**The exercise**
Transcribe the records that follow, preserving every word.

##########

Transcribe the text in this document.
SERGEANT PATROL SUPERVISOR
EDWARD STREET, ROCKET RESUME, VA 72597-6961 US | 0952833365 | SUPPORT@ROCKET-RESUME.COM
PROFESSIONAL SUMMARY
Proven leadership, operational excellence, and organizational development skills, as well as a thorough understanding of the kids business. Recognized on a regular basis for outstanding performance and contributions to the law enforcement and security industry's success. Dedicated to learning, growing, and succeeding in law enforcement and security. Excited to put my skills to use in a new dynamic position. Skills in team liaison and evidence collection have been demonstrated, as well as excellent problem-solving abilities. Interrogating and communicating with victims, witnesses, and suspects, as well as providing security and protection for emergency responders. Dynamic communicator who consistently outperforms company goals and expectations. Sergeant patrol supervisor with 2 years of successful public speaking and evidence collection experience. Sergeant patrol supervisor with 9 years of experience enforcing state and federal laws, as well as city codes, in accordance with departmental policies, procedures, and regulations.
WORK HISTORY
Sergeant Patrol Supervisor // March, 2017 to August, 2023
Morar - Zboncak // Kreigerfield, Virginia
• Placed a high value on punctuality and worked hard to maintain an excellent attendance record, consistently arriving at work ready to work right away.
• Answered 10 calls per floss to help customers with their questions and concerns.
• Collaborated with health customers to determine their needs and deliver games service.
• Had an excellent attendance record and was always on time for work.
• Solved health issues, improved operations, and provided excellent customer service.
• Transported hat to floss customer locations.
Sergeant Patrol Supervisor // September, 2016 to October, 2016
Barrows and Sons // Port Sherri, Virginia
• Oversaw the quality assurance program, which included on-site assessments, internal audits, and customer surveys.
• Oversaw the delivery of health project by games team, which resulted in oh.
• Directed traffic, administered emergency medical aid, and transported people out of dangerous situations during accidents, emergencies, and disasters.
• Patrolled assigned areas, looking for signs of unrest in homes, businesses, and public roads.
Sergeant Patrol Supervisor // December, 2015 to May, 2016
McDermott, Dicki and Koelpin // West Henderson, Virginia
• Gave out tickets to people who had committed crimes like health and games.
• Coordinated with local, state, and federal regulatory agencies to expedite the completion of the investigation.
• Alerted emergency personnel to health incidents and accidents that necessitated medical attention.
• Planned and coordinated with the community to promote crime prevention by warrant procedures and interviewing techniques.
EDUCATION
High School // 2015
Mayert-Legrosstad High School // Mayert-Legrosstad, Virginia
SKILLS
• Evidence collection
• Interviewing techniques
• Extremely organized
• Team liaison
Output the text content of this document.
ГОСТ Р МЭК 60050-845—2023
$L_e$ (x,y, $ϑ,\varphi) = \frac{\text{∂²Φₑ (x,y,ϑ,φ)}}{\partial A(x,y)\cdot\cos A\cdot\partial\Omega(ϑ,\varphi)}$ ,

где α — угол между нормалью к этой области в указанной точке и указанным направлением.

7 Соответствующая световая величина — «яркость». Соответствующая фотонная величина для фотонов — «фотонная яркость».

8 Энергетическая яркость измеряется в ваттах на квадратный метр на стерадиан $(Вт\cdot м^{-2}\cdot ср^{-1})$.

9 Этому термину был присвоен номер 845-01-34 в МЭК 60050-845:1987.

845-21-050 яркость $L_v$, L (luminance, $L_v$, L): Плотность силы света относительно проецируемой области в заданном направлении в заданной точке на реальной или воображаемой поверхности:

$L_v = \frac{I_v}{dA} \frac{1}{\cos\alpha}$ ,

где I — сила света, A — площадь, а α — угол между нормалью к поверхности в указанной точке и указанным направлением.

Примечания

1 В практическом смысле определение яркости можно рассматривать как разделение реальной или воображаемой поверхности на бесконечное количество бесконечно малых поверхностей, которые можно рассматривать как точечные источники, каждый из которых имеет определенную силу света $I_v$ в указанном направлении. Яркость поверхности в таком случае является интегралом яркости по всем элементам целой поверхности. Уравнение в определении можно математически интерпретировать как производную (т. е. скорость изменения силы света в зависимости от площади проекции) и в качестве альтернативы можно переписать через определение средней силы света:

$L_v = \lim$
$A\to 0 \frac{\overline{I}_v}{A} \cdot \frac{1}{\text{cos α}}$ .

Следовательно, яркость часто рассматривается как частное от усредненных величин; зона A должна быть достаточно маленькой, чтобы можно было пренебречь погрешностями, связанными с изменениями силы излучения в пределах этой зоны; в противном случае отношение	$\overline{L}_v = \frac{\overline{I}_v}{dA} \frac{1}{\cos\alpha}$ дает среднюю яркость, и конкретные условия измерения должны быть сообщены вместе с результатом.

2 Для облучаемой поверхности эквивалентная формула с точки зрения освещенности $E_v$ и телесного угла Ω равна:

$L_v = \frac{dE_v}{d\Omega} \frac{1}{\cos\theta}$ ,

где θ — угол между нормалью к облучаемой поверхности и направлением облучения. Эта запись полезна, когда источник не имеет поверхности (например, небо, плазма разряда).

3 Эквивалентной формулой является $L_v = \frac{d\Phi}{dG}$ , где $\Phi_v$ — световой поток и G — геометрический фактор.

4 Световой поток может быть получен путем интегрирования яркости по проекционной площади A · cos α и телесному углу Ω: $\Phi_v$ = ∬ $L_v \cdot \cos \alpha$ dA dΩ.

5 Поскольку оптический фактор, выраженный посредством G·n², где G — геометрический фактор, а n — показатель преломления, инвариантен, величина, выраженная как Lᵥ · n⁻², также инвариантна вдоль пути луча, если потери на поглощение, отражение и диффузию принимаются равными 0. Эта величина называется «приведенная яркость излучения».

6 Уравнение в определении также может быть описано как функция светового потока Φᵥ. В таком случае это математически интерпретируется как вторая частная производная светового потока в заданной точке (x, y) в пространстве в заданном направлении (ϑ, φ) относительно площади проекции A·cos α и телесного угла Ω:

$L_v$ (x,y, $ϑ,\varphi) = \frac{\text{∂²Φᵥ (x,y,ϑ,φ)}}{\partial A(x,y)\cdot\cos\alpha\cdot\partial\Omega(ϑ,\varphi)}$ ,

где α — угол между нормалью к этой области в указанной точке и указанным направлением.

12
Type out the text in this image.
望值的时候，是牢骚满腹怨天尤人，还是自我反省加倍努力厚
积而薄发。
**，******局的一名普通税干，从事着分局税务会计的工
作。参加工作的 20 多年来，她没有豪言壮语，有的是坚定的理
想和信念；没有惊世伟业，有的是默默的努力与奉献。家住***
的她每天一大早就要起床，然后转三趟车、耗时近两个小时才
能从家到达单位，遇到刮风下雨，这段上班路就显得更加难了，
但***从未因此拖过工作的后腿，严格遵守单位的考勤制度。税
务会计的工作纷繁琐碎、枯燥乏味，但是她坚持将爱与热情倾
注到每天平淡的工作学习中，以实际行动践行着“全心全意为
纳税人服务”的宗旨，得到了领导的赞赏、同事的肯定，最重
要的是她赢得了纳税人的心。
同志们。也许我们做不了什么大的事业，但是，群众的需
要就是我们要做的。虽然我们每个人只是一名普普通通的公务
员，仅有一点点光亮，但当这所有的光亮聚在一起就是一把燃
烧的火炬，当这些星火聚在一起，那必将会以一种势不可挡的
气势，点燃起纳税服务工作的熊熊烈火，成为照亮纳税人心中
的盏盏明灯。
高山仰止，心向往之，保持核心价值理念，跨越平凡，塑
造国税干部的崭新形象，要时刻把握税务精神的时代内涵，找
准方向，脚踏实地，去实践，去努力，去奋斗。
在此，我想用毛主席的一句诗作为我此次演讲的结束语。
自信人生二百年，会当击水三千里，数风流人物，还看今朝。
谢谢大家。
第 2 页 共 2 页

##########

**Response**
Transcribe the text in this document.
SERGEANT PATROL SUPERVISOR
EDWARD STREET, ROCKET RESUME, VA 72597-6961 US | 0952833365 | SUPPORT@ROCKET-RESUME.COM
PROFESSIONAL SUMMARY
Proven leadership, operational excellence, and organizational development skills, as well as a thorough understanding of the kids business. Recognized on a regular basis for outstanding performance and contributions to the law enforcement and security industry's success. Dedicated to learning, growing, and succeeding in law enforcement and security. Excited to put my skills to use in a new dynamic position. Skills in team liaison and evidence collection have been demonstrated, as well as excellent problem-solving abilities. Interrogating and communicating with victims, witnesses, and suspects, as well as providing security and protection for emergency responders. Dynamic communicator who consistently outperforms company goals and expectations. Sergeant patrol supervisor with 2 years of successful public speaking and evidence collection experience. Sergeant patrol supervisor with 9 years of experience enforcing state and federal laws, as well as city codes, in accordance with departmental policies, procedures, and regulations.
WORK HISTORY
Sergeant Patrol Supervisor // March, 2017 to August, 2023
Morar - Zboncak // Kreigerfield, Virginia
• Placed a high value on punctuality and worked hard to maintain an excellent attendance record, consistently arriving at work ready to work right away.
• Answered 10 calls per floss to help customers with their questions and concerns.
• Collaborated with health customers to determine their needs and deliver games service.
• Had an excellent attendance record and was always on time for work.
• Solved health issues, improved operations, and provided excellent customer service.
• Transported hat to floss customer locations.
Sergeant Patrol Supervisor // September, 2016 to October, 2016
Barrows and Sons // Port Sherri, Virginia
• Oversaw the quality assurance program, which included on-site assessments, internal audits, and customer surveys.
• Oversaw the delivery of health project by games team, which resulted in oh.
• Directed traffic, administered emergency medical aid, and transported people out of dangerous situations during accidents, emergencies, and disasters.
• Patrolled assigned areas, looking for signs of unrest in homes, businesses, and public roads.
Sergeant Patrol Supervisor // December, 2015 to May, 2016
McDermott, Dicki and Koelpin // West Henderson, Virginia
• Gave out tickets to people who had committed crimes like health and games.
• Coordinated with local, state, and federal regulatory agencies to expedite the completion of the investigation.
• Alerted emergency personnel to health incidents and accidents that necessitated medical attention.
• Planned and coordinated with the community to promote crime prevention by warrant procedures and interviewing techniques.
EDUCATION
High School // 2015
Mayert-Legrosstad High School // Mayert-Legrosstad, Virginia
SKILLS
• Evidence collection
• Interviewing techniques
• Extremely organized
• Team liaison
Output the text content of this document.
ГОСТ Р МЭК 60050-845—2023
$L_e$ (x,y, $ϑ,\varphi) = \frac{\text{∂²Φₑ (x,y,ϑ,φ)}}{\partial A(x,y)\cdot\cos A\cdot\partial\Omega(ϑ,\varphi)}$ ,

где α — угол между нормалью к этой области в указанной точке и указанным направлением.

7 Соответствующая световая величина — «яркость». Соответствующая фотонная величина для фотонов — «фотонная яркость».

8 Энергетическая яркость измеряется в ваттах на квадратный метр на стерадиан $(Вт\cdot м^{-2}\cdot ср^{-1})$.

9 Этому термину был присвоен номер 845-01-34 в МЭК 60050-845:1987.

845-21-050 яркость $L_v$, L (luminance, $L_v$, L): Плотность силы света относительно проецируемой области в заданном направлении в заданной точке на реальной или воображаемой поверхности:

$L_v = \frac{I_v}{dA} \frac{1}{\cos\alpha}$ ,

где I — сила света, A — площадь, а α — угол между нормалью к поверхности в указанной точке и указанным направлением.

Примечания

1 В практическом смысле определение яркости можно рассматривать как разделение реальной или воображаемой поверхности на бесконечное количество бесконечно малых поверхностей, которые можно рассматривать как точечные источники, каждый из которых имеет определенную силу света $I_v$ в указанном направлении. Яркость поверхности в таком случае является интегралом яркости по всем элементам целой поверхности. Уравнение в определении можно математически интерпретировать как производную (т. е. скорость изменения силы света в зависимости от площади проекции) и в качестве альтернативы можно переписать через определение средней силы света:

$L_v = \lim$
$A\to 0 \frac{\overline{I}_v}{A} \cdot \frac{1}{\text{cos α}}$ .

Следовательно, яркость часто рассматривается как частное от усредненных величин; зона A должна быть достаточно маленькой, чтобы можно было пренебречь погрешностями, связанными с изменениями силы излучения в пределах этой зоны; в противном случае отношение	$\overline{L}_v = \frac{\overline{I}_v}{dA} \frac{1}{\cos\alpha}$ дает среднюю яркость, и конкретные условия измерения должны быть сообщены вместе с результатом.

2 Для облучаемой поверхности эквивалентная формула с точки зрения освещенности $E_v$ и телесного угла Ω равна:

$L_v = \frac{dE_v}{d\Omega} \frac{1}{\cos\theta}$ ,

где θ — угол между нормалью к облучаемой поверхности и направлением облучения. Эта запись полезна, когда источник не имеет поверхности (например, небо, плазма разряда).

3 Эквивалентной формулой является $L_v = \frac{d\Phi}{dG}$ , где $\Phi_v$ — световой поток и G — геометрический фактор.

4 Световой поток может быть получен путем интегрирования яркости по проекционной площади A · cos α и телесному углу Ω: $\Phi_v$ = ∬ $L_v \cdot \cos \alpha$ dA dΩ.

5 Поскольку оптический фактор, выраженный посредством G·n², где G — геометрический фактор, а n — показатель преломления, инвариантен, величина, выраженная как Lᵥ · n⁻², также инвариантна вдоль пути луча, если потери на поглощение, отражение и диффузию принимаются равными 0. Эта величина называется «приведенная яркость излучения».

6 Уравнение в определении также может быть описано как функция светового потока Φᵥ. В таком случае это математически интерпретируется как вторая частная производная светового потока в заданной точке (x, y) в пространстве в заданном направлении (ϑ, φ) относительно площади проекции A·cos α и телесного угла Ω:

$L_v$ (x,y, $ϑ,\varphi) = \frac{\text{∂²Φᵥ (x,y,ϑ,φ)}}{\partial A(x,y)\cdot\cos\alpha\cdot\partial\Omega(ϑ,\varphi)}$ ,

где α — угол между нормалью к этой области в указанной точке и указанным направлением.

12
Type out the text in this image.
望值的时候，是牢骚满腹怨天尤人，还是自我反省加倍努力厚
积而薄发。
**，******局的一名普通税干，从事着分局税务会计的工
作。参加工作的 20 多年来，她没有豪言壮语，有的是坚定的理
想和信念；没有惊世伟业，有的是默默的努力与奉献。家住***
的她每天一大早就要起床，然后转三趟车、耗时近两个小时才
能从家到达单位，遇到刮风下雨，这段上班路就显得更加难了，
但***从未因此拖过工作的后腿，严格遵守单位的考勤制度。税
务会计的工作纷繁琐碎、枯燥乏味，但是她坚持将爱与热情倾
注到每天平淡的工作学习中，以实际行动践行着“全心全意为
纳税人服务”的宗旨，得到了领导的赞赏、同事的肯定，最重
要的是她赢得了纳税人的心。
同志们。也许我们做不了什么大的事业，但是，群众的需
要就是我们要做的。虽然我们每个人只是一名普普通通的公务
员，仅有一点点光亮，但当这所有的光亮聚在一起就是一把燃
烧的火炬，当这些星火聚在一起，那必将会以一种势不可挡的
气势，点燃起纳税服务工作的熊熊烈火，成为照亮纳税人心中
的盏盏明灯。
高山仰止，心向往之，保持核心价值理念，跨越平凡，塑
造国税干部的崭新形象，要时刻把握税务精神的时代内涵，找
准方向，脚踏实地，去实践，去努力，去奋斗。
在此，我想用毛主席的一句诗作为我此次演讲的结束语。
自信人生二百年，会当击水三千里，数风流人物，还看今朝。
谢谢大家。
第 2 页 共 2 页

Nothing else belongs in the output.